"""

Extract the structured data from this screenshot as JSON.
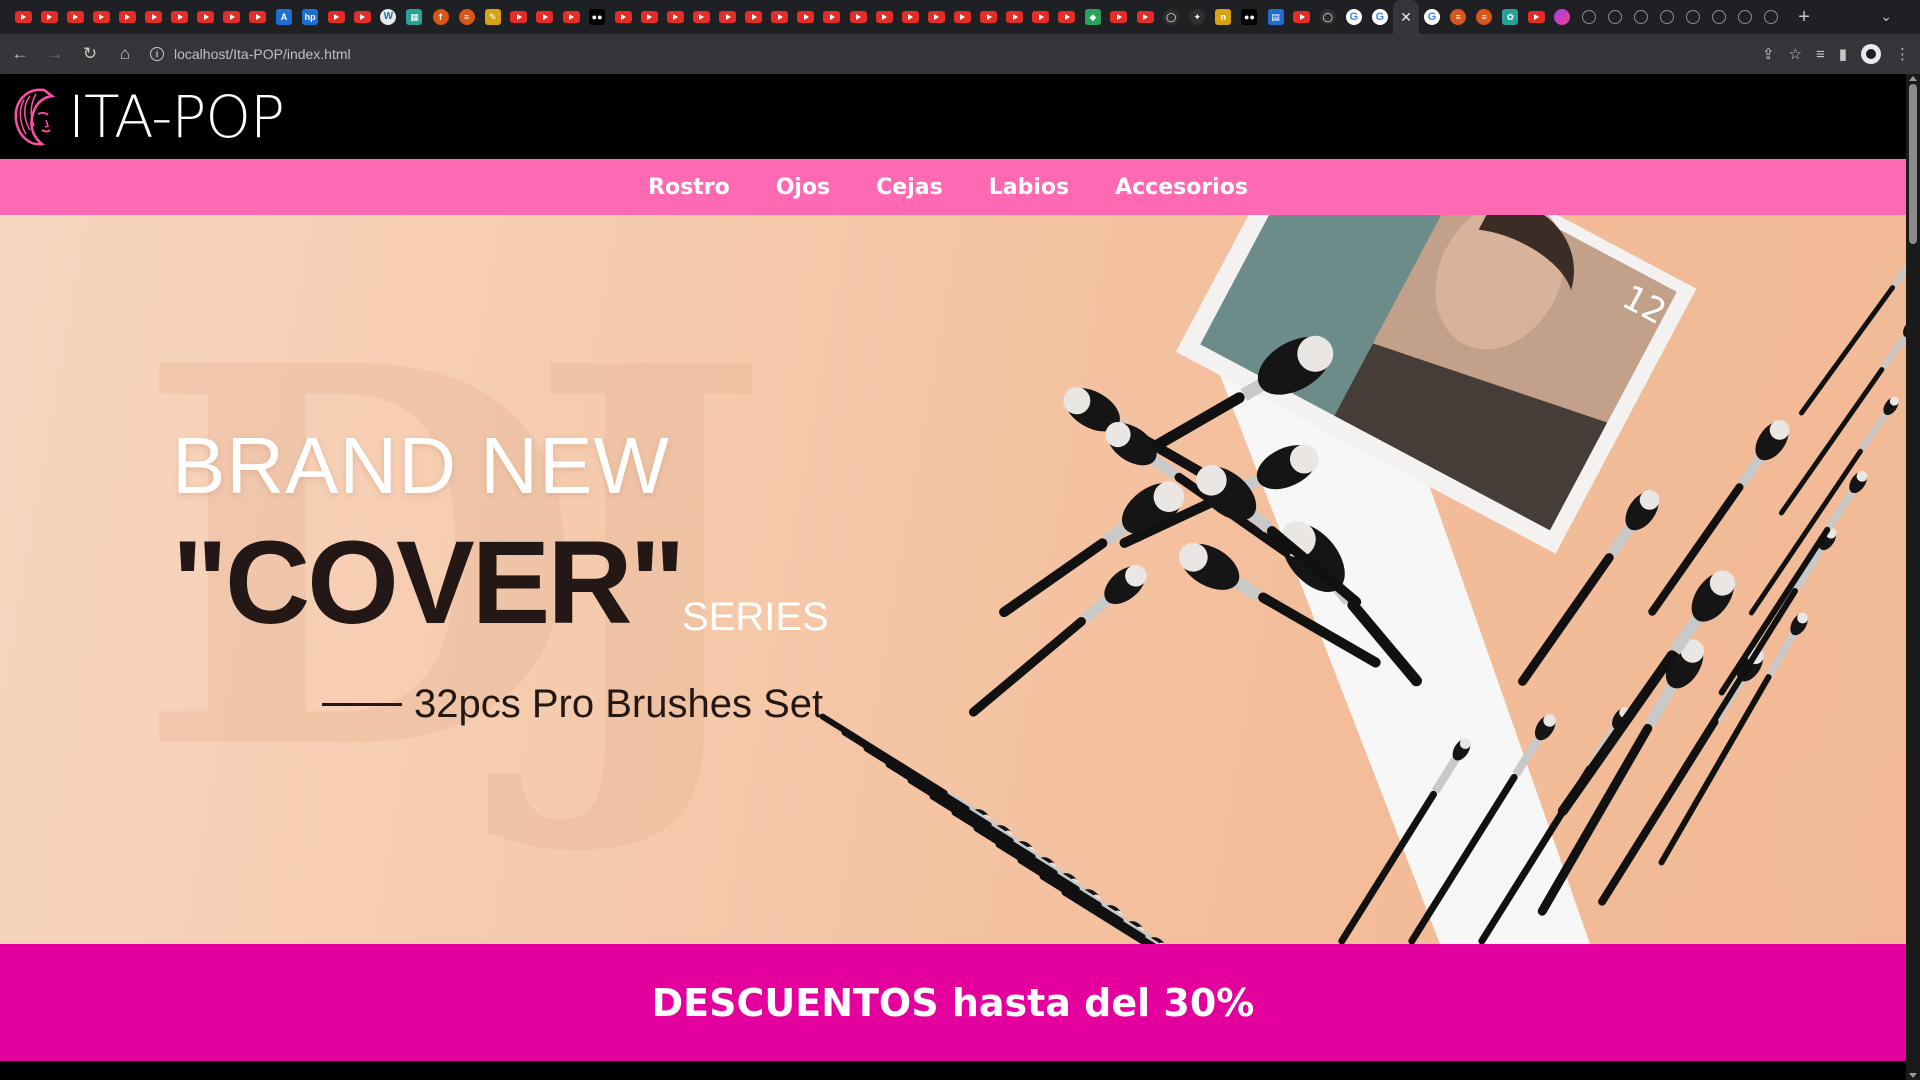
{
  "browser": {
    "tabs": [
      "youtube",
      "youtube",
      "youtube",
      "youtube",
      "youtube",
      "youtube",
      "youtube",
      "youtube",
      "youtube",
      "youtube",
      "arch",
      "hp",
      "youtube",
      "youtube",
      "wordpress",
      "photo",
      "firefox",
      "stack",
      "pen",
      "youtube",
      "youtube",
      "youtube",
      "medium",
      "youtube",
      "youtube",
      "youtube",
      "youtube",
      "youtube",
      "youtube",
      "youtube",
      "youtube",
      "youtube",
      "youtube",
      "youtube",
      "youtube",
      "youtube",
      "youtube",
      "youtube",
      "youtube",
      "youtube",
      "youtube",
      "green",
      "youtube",
      "youtube",
      "github",
      "star",
      "notion",
      "medium",
      "doc",
      "youtube",
      "github",
      "google",
      "google",
      "active",
      "google",
      "stack",
      "stack",
      "teal",
      "youtube",
      "purple",
      "globe",
      "globe",
      "globe",
      "globe",
      "globe",
      "globe",
      "globe",
      "globe"
    ],
    "active_tab_close": "✕",
    "new_tab": "+",
    "url": "localhost/Ita-POP/index.html"
  },
  "site": {
    "logo_text": "ITA-POP",
    "nav": [
      "Rostro",
      "Ojos",
      "Cejas",
      "Labios",
      "Accesorios"
    ],
    "banner": {
      "watermark": "DJ",
      "line1": "BRAND NEW",
      "line2": "\"COVER\"",
      "series": "SERIES",
      "line3": "32pcs Pro Brushes Set"
    },
    "promo": "DESCUENTOS hasta del 30%"
  },
  "colors": {
    "nav_bg": "#ff69b4",
    "promo_bg": "#e3009c",
    "header_bg": "#000000"
  }
}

"""

Set exercise: Quote the data above in full and without alteration; skip the pictures.

Response to this exercise:
Extract the structured data from this screenshot as JSON.
{
  "browser": {
    "tabs": [
      "youtube",
      "youtube",
      "youtube",
      "youtube",
      "youtube",
      "youtube",
      "youtube",
      "youtube",
      "youtube",
      "youtube",
      "arch",
      "hp",
      "youtube",
      "youtube",
      "wordpress",
      "photo",
      "firefox",
      "stack",
      "pen",
      "youtube",
      "youtube",
      "youtube",
      "medium",
      "youtube",
      "youtube",
      "youtube",
      "youtube",
      "youtube",
      "youtube",
      "youtube",
      "youtube",
      "youtube",
      "youtube",
      "youtube",
      "youtube",
      "youtube",
      "youtube",
      "youtube",
      "youtube",
      "youtube",
      "youtube",
      "green",
      "youtube",
      "youtube",
      "github",
      "star",
      "notion",
      "medium",
      "doc",
      "youtube",
      "github",
      "google",
      "google",
      "active",
      "google",
      "stack",
      "stack",
      "teal",
      "youtube",
      "purple",
      "globe",
      "globe",
      "globe",
      "globe",
      "globe",
      "globe",
      "globe",
      "globe"
    ],
    "active_tab_close": "✕",
    "new_tab": "+",
    "url": "localhost/Ita-POP/index.html"
  },
  "site": {
    "logo_text": "ITA-POP",
    "nav": [
      "Rostro",
      "Ojos",
      "Cejas",
      "Labios",
      "Accesorios"
    ],
    "banner": {
      "watermark": "DJ",
      "line1": "BRAND NEW",
      "line2": "\"COVER\"",
      "series": "SERIES",
      "line3": "32pcs Pro Brushes Set"
    },
    "promo": "DESCUENTOS hasta del 30%"
  },
  "colors": {
    "nav_bg": "#ff69b4",
    "promo_bg": "#e3009c",
    "header_bg": "#000000"
  }
}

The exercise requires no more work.